PROBLEM ▸ All material below is to be reproduced exactly.

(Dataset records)
---+---
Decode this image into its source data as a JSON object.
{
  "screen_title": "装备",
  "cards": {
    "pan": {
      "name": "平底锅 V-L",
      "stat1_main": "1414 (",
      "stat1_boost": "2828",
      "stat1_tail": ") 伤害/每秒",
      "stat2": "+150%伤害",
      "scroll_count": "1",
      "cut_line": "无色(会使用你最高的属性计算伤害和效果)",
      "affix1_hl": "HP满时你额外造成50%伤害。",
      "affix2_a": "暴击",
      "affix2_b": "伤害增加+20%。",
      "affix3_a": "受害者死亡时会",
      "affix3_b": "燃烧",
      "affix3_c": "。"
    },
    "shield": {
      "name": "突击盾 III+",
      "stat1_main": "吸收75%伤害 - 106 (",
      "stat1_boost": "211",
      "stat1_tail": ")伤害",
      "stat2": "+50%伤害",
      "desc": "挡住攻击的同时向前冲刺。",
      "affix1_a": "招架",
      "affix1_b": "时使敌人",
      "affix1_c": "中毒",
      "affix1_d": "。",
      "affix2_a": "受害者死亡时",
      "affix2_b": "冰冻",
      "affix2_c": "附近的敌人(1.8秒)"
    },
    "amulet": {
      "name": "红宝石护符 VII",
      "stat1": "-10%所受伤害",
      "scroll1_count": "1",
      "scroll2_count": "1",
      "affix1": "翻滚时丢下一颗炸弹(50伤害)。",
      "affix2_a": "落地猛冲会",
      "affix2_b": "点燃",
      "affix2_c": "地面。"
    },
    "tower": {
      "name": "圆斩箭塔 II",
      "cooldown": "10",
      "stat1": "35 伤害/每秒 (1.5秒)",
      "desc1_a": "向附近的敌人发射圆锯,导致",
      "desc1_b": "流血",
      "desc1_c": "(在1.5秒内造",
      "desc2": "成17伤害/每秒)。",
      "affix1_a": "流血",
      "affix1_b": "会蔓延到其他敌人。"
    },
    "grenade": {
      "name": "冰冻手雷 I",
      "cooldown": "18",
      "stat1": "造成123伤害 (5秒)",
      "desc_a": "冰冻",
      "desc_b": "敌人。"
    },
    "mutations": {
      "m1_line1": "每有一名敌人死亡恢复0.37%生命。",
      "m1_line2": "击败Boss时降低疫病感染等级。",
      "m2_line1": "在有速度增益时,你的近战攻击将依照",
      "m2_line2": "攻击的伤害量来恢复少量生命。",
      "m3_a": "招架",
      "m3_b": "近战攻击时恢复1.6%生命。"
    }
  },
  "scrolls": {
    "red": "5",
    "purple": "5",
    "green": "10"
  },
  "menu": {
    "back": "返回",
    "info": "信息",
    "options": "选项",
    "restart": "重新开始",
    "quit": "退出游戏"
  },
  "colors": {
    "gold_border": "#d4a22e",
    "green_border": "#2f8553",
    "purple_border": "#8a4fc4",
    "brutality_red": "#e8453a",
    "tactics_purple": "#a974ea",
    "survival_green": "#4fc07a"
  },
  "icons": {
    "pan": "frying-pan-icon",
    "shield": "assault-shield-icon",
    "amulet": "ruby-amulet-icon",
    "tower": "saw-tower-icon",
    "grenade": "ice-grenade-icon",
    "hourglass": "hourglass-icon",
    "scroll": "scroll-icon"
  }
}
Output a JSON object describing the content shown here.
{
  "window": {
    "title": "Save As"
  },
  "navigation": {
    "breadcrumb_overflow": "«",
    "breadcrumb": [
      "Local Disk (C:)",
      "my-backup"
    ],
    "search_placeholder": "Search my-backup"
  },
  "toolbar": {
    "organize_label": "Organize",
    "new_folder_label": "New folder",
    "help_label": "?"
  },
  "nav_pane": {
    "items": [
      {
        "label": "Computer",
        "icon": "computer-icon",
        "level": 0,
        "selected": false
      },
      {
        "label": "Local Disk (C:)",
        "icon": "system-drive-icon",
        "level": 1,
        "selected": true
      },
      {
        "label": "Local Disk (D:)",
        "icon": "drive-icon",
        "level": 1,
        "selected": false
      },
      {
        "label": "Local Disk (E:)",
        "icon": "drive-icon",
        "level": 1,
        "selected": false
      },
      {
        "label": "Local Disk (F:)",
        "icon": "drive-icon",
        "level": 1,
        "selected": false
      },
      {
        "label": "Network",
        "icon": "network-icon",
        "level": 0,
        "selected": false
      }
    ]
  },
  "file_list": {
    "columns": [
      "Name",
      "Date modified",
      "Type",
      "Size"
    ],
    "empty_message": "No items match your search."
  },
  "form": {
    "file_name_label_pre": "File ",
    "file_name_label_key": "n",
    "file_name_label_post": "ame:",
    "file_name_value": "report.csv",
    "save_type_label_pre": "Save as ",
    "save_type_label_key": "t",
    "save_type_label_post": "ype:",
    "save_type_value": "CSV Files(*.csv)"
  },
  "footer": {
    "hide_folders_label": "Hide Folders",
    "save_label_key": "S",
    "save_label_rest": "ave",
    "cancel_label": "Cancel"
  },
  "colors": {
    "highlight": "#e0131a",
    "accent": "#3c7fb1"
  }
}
---+---
CORRECT ANSWER ▸
Decode this image into its source data as a JSON object.
{
  "screen_title": "装备",
  "cards": {
    "pan": {
      "name": "平底锅 V-L",
      "stat1_main": "1414 (",
      "stat1_boost": "2828",
      "stat1_tail": ") 伤害/每秒",
      "stat2": "+150%伤害",
      "scroll_count": "1",
      "cut_line": "无色(会使用你最高的属性计算伤害和效果)",
      "affix1_hl": "HP满时你额外造成50%伤害。",
      "affix2_a": "暴击",
      "affix2_b": "伤害增加+20%。",
      "affix3_a": "受害者死亡时会",
      "affix3_b": "燃烧",
      "affix3_c": "。"
    },
    "shield": {
      "name": "突击盾 III+",
      "stat1_main": "吸收75%伤害 - 106 (",
      "stat1_boost": "211",
      "stat1_tail": ")伤害",
      "stat2": "+50%伤害",
      "desc": "挡住攻击的同时向前冲刺。",
      "affix1_a": "招架",
      "affix1_b": "时使敌人",
      "affix1_c": "中毒",
      "affix1_d": "。",
      "affix2_a": "受害者死亡时",
      "affix2_b": "冰冻",
      "affix2_c": "附近的敌人(1.8秒)"
    },
    "amulet": {
      "name": "红宝石护符 VII",
      "stat1": "-10%所受伤害",
      "scroll1_count": "1",
      "scroll2_count": "1",
      "affix1": "翻滚时丢下一颗炸弹(50伤害)。",
      "affix2_a": "落地猛冲会",
      "affix2_b": "点燃",
      "affix2_c": "地面。"
    },
    "tower": {
      "name": "圆斩箭塔 II",
      "cooldown": "10",
      "stat1": "35 伤害/每秒 (1.5秒)",
      "desc1_a": "向附近的敌人发射圆锯,导致",
      "desc1_b": "流血",
      "desc1_c": "(在1.5秒内造",
      "desc2": "成17伤害/每秒)。",
      "affix1_a": "流血",
      "affix1_b": "会蔓延到其他敌人。"
    },
    "grenade": {
      "name": "冰冻手雷 I",
      "cooldown": "18",
      "stat1": "造成123伤害 (5秒)",
      "desc_a": "冰冻",
      "desc_b": "敌人。"
    },
    "mutations": {
      "m1_line1": "每有一名敌人死亡恢复0.37%生命。",
      "m1_line2": "击败Boss时降低疫病感染等级。",
      "m2_line1": "在有速度增益时,你的近战攻击将依照",
      "m2_line2": "攻击的伤害量来恢复少量生命。",
      "m3_a": "招架",
      "m3_b": "近战攻击时恢复1.6%生命。"
    }
  },
  "scrolls": {
    "red": "5",
    "purple": "5",
    "green": "10"
  },
  "menu": {
    "back": "返回",
    "info": "信息",
    "options": "选项",
    "restart": "重新开始",
    "quit": "退出游戏"
  },
  "colors": {
    "gold_border": "#d4a22e",
    "green_border": "#2f8553",
    "purple_border": "#8a4fc4",
    "brutality_red": "#e8453a",
    "tactics_purple": "#a974ea",
    "survival_green": "#4fc07a"
  },
  "icons": {
    "pan": "frying-pan-icon",
    "shield": "assault-shield-icon",
    "amulet": "ruby-amulet-icon",
    "tower": "saw-tower-icon",
    "grenade": "ice-grenade-icon",
    "hourglass": "hourglass-icon",
    "scroll": "scroll-icon"
  }
}
Output a JSON object describing the content shown here.
{
  "window": {
    "title": "Save As"
  },
  "navigation": {
    "breadcrumb_overflow": "«",
    "breadcrumb": [
      "Local Disk (C:)",
      "my-backup"
    ],
    "search_placeholder": "Search my-backup"
  },
  "toolbar": {
    "organize_label": "Organize",
    "new_folder_label": "New folder",
    "help_label": "?"
  },
  "nav_pane": {
    "items": [
      {
        "label": "Computer",
        "icon": "computer-icon",
        "level": 0,
        "selected": false
      },
      {
        "label": "Local Disk (C:)",
        "icon": "system-drive-icon",
        "level": 1,
        "selected": true
      },
      {
        "label": "Local Disk (D:)",
        "icon": "drive-icon",
        "level": 1,
        "selected": false
      },
      {
        "label": "Local Disk (E:)",
        "icon": "drive-icon",
        "level": 1,
        "selected": false
      },
      {
        "label": "Local Disk (F:)",
        "icon": "drive-icon",
        "level": 1,
        "selected": false
      },
      {
        "label": "Network",
        "icon": "network-icon",
        "level": 0,
        "selected": false
      }
    ]
  },
  "file_list": {
    "columns": [
      "Name",
      "Date modified",
      "Type",
      "Size"
    ],
    "empty_message": "No items match your search."
  },
  "form": {
    "file_name_label_pre": "File ",
    "file_name_label_key": "n",
    "file_name_label_post": "ame:",
    "file_name_value": "report.csv",
    "save_type_label_pre": "Save as ",
    "save_type_label_key": "t",
    "save_type_label_post": "ype:",
    "save_type_value": "CSV Files(*.csv)"
  },
  "footer": {
    "hide_folders_label": "Hide Folders",
    "save_label_key": "S",
    "save_label_rest": "ave",
    "cancel_label": "Cancel"
  },
  "colors": {
    "highlight": "#e0131a",
    "accent": "#3c7fb1"
  }
}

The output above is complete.